• [Written request]: Reproduce the lines below, replacing every "count-bar" with "number-bar" and leaving everything else unchanged.

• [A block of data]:
** start **
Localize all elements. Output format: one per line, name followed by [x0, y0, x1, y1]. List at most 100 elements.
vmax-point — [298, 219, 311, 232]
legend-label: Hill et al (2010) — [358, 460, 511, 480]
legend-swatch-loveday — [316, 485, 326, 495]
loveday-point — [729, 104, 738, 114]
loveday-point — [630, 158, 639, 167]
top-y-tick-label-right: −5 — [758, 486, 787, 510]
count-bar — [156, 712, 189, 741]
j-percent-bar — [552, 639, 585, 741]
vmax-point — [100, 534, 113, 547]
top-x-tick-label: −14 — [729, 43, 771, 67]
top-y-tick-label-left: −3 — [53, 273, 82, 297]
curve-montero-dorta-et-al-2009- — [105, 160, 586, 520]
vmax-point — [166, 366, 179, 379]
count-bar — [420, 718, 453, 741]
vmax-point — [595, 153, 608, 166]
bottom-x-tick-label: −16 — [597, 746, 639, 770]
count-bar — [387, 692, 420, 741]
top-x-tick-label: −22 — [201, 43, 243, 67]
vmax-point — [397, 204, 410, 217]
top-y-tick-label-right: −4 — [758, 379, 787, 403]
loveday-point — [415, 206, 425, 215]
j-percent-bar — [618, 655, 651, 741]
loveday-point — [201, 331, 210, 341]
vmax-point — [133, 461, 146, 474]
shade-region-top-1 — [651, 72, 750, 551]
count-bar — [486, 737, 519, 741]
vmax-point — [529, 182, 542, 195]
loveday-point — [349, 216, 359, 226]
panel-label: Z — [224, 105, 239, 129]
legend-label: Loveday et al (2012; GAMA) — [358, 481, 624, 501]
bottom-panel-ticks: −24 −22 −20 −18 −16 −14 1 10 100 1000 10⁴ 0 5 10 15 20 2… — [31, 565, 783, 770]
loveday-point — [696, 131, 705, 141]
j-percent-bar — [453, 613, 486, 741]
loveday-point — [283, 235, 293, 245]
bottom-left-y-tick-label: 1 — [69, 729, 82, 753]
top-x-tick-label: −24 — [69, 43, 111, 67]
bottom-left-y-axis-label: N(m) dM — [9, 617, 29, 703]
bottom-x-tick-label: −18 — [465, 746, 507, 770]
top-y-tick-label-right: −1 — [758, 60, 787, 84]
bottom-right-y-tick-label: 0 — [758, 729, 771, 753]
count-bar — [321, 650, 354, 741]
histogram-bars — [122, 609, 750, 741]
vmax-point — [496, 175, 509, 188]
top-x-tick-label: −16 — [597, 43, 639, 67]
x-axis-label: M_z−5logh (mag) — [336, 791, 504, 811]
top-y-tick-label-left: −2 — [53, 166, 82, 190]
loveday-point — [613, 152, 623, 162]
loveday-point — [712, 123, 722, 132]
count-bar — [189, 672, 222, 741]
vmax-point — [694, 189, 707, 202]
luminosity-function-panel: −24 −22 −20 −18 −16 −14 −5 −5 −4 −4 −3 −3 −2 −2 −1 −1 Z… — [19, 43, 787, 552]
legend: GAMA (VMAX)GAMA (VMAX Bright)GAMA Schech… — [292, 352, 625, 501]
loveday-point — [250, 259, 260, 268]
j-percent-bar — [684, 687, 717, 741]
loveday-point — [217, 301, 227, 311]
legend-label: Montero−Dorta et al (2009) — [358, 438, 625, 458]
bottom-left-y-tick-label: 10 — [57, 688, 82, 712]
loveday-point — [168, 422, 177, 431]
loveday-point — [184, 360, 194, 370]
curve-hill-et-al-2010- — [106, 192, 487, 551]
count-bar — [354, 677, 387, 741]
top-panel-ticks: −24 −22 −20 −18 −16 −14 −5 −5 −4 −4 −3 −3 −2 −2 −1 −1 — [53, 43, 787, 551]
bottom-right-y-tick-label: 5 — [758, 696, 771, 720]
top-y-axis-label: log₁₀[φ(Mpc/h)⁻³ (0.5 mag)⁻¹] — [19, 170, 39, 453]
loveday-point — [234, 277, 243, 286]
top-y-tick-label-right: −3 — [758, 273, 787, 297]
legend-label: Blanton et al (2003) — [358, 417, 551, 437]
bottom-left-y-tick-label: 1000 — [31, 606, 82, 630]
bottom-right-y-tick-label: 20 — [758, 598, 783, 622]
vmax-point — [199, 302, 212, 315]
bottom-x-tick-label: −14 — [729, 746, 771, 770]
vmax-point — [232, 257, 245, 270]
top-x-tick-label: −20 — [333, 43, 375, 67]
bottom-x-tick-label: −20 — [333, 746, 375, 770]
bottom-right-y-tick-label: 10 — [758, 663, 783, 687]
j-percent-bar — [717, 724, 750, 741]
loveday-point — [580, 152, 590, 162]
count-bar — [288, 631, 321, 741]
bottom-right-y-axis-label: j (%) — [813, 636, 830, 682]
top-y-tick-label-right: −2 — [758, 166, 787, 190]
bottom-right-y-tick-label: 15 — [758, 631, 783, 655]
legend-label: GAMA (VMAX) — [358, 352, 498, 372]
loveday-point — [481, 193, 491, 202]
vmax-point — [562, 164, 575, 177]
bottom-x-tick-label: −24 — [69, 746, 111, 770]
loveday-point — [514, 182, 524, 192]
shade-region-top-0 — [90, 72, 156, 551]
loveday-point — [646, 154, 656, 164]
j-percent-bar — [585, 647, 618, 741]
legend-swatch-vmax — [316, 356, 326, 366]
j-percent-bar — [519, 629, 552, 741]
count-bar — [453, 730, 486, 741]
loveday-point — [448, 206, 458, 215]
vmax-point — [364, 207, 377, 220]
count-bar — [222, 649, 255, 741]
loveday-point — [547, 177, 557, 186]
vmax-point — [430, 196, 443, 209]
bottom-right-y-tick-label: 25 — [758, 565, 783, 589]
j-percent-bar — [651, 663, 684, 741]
** end **
• [Task output]:
Localize all elements. Output format: one per line, name followed by [x0, y0, x1, y1]. List at most 100 elements.
vmax-point — [298, 219, 311, 232]
legend-label: Hill et al (2010) — [358, 460, 511, 480]
legend-swatch-loveday — [316, 485, 326, 495]
loveday-point — [729, 104, 738, 114]
loveday-point — [630, 158, 639, 167]
top-y-tick-label-right: −5 — [758, 486, 787, 510]
number-bar — [156, 712, 189, 741]
j-percent-bar — [552, 639, 585, 741]
vmax-point — [100, 534, 113, 547]
top-x-tick-label: −14 — [729, 43, 771, 67]
top-y-tick-label-left: −3 — [53, 273, 82, 297]
curve-montero-dorta-et-al-2009- — [105, 160, 586, 520]
vmax-point — [166, 366, 179, 379]
number-bar — [420, 718, 453, 741]
vmax-point — [595, 153, 608, 166]
bottom-x-tick-label: −16 — [597, 746, 639, 770]
number-bar — [387, 692, 420, 741]
top-x-tick-label: −22 — [201, 43, 243, 67]
vmax-point — [397, 204, 410, 217]
top-y-tick-label-right: −4 — [758, 379, 787, 403]
loveday-point — [415, 206, 425, 215]
j-percent-bar — [618, 655, 651, 741]
loveday-point — [201, 331, 210, 341]
vmax-point — [133, 461, 146, 474]
shade-region-top-1 — [651, 72, 750, 551]
number-bar — [486, 737, 519, 741]
vmax-point — [529, 182, 542, 195]
loveday-point — [349, 216, 359, 226]
panel-label: Z — [224, 105, 239, 129]
legend-label: Loveday et al (2012; GAMA) — [358, 481, 624, 501]
bottom-panel-ticks: −24 −22 −20 −18 −16 −14 1 10 100 1000 10⁴ 0 5 10 15 20 2… — [31, 565, 783, 770]
loveday-point — [696, 131, 705, 141]
j-percent-bar — [453, 613, 486, 741]
loveday-point — [283, 235, 293, 245]
bottom-left-y-tick-label: 1 — [69, 729, 82, 753]
top-x-tick-label: −24 — [69, 43, 111, 67]
bottom-left-y-axis-label: N(m) dM — [9, 617, 29, 703]
bottom-x-tick-label: −18 — [465, 746, 507, 770]
top-y-tick-label-right: −1 — [758, 60, 787, 84]
bottom-right-y-tick-label: 0 — [758, 729, 771, 753]
number-bar — [321, 650, 354, 741]
histogram-bars — [122, 609, 750, 741]
vmax-point — [496, 175, 509, 188]
top-x-tick-label: −16 — [597, 43, 639, 67]
x-axis-label: M_z−5logh (mag) — [336, 791, 504, 811]
top-y-tick-label-left: −2 — [53, 166, 82, 190]
loveday-point — [613, 152, 623, 162]
loveday-point — [712, 123, 722, 132]
number-bar — [189, 672, 222, 741]
vmax-point — [694, 189, 707, 202]
luminosity-function-panel: −24 −22 −20 −18 −16 −14 −5 −5 −4 −4 −3 −3 −2 −2 −1 −1 Z… — [19, 43, 787, 552]
legend: GAMA (VMAX)GAMA (VMAX Bright)GAMA Schech… — [292, 352, 625, 501]
loveday-point — [250, 259, 260, 268]
j-percent-bar — [684, 687, 717, 741]
loveday-point — [217, 301, 227, 311]
legend-label: Montero−Dorta et al (2009) — [358, 438, 625, 458]
bottom-left-y-tick-label: 10 — [57, 688, 82, 712]
loveday-point — [168, 422, 177, 431]
loveday-point — [184, 360, 194, 370]
curve-hill-et-al-2010- — [106, 192, 487, 551]
number-bar — [354, 677, 387, 741]
top-panel-ticks: −24 −22 −20 −18 −16 −14 −5 −5 −4 −4 −3 −3 −2 −2 −1 −1 — [53, 43, 787, 551]
bottom-right-y-tick-label: 5 — [758, 696, 771, 720]
top-y-axis-label: log₁₀[φ(Mpc/h)⁻³ (0.5 mag)⁻¹] — [19, 170, 39, 453]
loveday-point — [234, 277, 243, 286]
top-y-tick-label-right: −3 — [758, 273, 787, 297]
legend-label: Blanton et al (2003) — [358, 417, 551, 437]
bottom-left-y-tick-label: 1000 — [31, 606, 82, 630]
bottom-right-y-tick-label: 20 — [758, 598, 783, 622]
vmax-point — [199, 302, 212, 315]
bottom-x-tick-label: −14 — [729, 746, 771, 770]
vmax-point — [232, 257, 245, 270]
top-x-tick-label: −20 — [333, 43, 375, 67]
bottom-x-tick-label: −20 — [333, 746, 375, 770]
bottom-right-y-tick-label: 10 — [758, 663, 783, 687]
j-percent-bar — [717, 724, 750, 741]
loveday-point — [580, 152, 590, 162]
number-bar — [288, 631, 321, 741]
bottom-right-y-axis-label: j (%) — [813, 636, 830, 682]
top-y-tick-label-right: −2 — [758, 166, 787, 190]
bottom-right-y-tick-label: 15 — [758, 631, 783, 655]
legend-label: GAMA (VMAX) — [358, 352, 498, 372]
loveday-point — [481, 193, 491, 202]
vmax-point — [562, 164, 575, 177]
bottom-x-tick-label: −24 — [69, 746, 111, 770]
loveday-point — [514, 182, 524, 192]
shade-region-top-0 — [90, 72, 156, 551]
loveday-point — [646, 154, 656, 164]
j-percent-bar — [585, 647, 618, 741]
legend-swatch-vmax — [316, 356, 326, 366]
j-percent-bar — [519, 629, 552, 741]
number-bar — [453, 730, 486, 741]
loveday-point — [448, 206, 458, 215]
vmax-point — [364, 207, 377, 220]
number-bar — [222, 649, 255, 741]
loveday-point — [547, 177, 557, 186]
vmax-point — [430, 196, 443, 209]
bottom-right-y-tick-label: 25 — [758, 565, 783, 589]
j-percent-bar — [651, 663, 684, 741]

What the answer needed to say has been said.